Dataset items
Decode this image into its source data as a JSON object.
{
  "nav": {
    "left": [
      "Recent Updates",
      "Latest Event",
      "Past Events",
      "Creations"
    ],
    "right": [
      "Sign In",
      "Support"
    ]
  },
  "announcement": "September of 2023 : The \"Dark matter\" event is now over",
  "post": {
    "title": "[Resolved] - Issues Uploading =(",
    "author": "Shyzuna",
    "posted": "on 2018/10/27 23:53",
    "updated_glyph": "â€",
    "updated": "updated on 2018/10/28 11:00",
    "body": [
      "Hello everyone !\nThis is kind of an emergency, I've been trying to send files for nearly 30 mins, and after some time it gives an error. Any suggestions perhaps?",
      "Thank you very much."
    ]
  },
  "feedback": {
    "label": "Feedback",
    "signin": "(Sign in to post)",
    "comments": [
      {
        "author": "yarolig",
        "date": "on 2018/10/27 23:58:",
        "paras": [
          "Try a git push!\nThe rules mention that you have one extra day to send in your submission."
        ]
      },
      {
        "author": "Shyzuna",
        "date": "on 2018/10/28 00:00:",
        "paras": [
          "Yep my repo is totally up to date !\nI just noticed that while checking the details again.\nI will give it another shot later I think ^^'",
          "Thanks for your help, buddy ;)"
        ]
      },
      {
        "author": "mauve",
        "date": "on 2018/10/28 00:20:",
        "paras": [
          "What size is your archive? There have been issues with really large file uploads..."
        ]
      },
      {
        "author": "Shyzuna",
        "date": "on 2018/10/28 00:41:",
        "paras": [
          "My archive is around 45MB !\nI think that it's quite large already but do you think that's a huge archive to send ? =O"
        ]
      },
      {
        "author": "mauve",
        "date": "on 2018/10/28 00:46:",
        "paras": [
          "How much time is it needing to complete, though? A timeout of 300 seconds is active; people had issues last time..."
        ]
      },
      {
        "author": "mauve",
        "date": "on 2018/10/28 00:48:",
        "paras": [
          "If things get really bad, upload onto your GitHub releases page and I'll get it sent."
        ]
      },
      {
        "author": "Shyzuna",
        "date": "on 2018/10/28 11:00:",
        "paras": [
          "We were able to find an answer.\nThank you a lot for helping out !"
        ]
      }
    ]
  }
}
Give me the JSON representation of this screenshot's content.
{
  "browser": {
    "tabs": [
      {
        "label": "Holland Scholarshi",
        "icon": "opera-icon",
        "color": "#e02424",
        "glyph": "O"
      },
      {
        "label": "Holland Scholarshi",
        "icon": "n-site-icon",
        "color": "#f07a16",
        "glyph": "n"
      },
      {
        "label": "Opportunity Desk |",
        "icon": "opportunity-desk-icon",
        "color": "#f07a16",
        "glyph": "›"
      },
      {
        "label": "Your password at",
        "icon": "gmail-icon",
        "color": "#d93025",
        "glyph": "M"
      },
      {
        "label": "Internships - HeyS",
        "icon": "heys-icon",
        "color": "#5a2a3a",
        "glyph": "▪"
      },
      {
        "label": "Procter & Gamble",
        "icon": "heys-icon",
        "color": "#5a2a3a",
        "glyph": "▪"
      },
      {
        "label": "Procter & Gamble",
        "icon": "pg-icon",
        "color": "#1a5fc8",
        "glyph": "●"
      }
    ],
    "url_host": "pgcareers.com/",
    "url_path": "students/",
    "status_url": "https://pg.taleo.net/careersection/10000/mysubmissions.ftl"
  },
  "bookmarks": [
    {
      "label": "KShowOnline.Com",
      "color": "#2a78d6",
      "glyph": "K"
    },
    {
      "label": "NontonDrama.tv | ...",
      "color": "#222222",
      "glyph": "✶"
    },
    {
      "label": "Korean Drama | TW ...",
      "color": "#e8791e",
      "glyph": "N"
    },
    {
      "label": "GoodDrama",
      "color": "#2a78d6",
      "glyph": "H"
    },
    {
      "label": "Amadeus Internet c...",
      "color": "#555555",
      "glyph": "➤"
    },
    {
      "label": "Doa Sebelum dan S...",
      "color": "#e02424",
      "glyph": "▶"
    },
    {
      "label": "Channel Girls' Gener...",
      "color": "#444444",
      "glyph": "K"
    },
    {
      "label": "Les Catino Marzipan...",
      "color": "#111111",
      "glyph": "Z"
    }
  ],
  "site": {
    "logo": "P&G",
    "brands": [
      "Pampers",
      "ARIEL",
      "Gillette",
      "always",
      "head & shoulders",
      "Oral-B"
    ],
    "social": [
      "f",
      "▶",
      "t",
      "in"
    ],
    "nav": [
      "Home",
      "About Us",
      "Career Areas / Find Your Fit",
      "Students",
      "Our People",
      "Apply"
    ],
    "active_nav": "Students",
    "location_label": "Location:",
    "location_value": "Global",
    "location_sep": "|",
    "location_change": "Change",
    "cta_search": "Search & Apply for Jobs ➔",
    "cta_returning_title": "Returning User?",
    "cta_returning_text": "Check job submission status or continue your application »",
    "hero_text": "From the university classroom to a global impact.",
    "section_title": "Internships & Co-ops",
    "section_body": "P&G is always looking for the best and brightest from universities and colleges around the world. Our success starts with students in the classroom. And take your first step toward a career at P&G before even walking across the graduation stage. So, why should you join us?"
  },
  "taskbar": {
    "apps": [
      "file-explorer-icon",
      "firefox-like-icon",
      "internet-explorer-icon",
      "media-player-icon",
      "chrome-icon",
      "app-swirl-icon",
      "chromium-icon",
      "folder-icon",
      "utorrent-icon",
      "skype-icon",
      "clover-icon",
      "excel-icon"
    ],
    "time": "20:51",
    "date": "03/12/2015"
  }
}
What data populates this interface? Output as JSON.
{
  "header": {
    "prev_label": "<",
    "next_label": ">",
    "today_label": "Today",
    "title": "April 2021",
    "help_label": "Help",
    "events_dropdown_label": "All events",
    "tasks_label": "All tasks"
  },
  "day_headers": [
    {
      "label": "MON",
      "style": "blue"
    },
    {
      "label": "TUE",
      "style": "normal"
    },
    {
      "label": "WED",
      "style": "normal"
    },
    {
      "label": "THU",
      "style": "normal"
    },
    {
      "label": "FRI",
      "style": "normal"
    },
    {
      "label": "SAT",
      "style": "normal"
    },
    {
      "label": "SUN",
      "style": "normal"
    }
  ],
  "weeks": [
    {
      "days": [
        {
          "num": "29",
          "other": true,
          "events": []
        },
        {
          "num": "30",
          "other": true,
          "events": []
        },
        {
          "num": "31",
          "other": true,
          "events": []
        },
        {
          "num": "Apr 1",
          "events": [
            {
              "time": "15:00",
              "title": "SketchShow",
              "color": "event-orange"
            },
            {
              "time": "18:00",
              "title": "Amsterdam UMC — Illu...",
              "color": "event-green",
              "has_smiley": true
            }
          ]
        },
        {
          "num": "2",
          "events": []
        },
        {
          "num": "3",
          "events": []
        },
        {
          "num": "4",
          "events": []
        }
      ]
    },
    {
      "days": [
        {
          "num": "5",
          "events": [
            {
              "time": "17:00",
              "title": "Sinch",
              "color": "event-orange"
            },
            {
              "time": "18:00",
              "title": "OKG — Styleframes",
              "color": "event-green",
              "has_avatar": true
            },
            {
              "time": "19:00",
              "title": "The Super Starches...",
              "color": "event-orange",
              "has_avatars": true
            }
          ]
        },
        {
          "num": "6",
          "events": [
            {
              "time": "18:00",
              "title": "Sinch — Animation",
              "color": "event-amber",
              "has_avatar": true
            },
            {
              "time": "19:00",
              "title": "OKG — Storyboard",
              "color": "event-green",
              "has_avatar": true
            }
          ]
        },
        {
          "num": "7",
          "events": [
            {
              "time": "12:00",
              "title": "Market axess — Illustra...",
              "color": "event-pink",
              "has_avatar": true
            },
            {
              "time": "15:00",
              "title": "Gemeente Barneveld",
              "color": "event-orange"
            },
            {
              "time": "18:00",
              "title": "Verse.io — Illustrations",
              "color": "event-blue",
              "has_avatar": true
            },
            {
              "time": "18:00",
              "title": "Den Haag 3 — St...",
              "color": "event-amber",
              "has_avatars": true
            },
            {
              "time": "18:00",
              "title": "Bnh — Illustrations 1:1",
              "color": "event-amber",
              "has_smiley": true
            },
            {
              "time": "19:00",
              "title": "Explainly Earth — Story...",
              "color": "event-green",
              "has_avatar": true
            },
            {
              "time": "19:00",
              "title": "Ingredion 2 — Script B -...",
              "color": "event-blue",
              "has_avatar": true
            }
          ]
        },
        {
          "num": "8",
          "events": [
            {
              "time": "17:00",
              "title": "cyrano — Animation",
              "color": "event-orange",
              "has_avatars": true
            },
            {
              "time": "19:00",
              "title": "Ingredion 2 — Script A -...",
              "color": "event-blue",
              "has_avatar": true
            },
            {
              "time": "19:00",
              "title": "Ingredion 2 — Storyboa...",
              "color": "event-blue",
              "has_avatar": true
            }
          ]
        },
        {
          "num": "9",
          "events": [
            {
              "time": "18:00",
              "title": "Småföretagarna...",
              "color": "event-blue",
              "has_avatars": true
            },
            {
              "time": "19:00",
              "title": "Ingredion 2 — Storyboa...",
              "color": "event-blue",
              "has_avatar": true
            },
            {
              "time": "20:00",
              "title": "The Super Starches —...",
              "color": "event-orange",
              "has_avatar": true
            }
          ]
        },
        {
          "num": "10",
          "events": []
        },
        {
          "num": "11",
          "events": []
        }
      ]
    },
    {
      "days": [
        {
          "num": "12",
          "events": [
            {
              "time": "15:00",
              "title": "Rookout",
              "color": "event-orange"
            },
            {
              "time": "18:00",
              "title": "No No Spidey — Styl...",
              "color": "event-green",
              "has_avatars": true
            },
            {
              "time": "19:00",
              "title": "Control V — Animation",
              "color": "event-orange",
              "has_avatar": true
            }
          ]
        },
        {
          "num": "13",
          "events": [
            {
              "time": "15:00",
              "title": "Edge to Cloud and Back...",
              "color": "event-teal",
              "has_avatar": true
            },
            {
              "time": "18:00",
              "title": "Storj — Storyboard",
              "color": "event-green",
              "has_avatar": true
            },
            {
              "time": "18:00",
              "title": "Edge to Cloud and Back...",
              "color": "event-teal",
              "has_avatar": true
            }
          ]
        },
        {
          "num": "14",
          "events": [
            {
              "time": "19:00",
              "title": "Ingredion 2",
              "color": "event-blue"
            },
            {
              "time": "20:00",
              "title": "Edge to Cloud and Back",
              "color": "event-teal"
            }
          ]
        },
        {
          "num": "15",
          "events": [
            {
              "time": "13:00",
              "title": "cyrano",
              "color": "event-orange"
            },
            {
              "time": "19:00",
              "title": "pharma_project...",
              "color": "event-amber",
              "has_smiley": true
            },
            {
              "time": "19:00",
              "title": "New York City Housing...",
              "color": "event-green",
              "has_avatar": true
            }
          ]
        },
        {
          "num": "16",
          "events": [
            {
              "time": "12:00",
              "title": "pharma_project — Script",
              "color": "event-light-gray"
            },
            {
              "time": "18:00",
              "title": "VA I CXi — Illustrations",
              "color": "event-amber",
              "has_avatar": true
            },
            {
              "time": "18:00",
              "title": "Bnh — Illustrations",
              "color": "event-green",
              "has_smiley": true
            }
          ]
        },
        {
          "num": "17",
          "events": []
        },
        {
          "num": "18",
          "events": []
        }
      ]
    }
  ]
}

- _Goal of the exercise_
Read the data above. Pull out each line in which the string "Animation" appears.

- _Solved problem_
              "title": "Sinch — Animation",
              "title": "cyrano — Animation",
              "title": "Control V — Animation",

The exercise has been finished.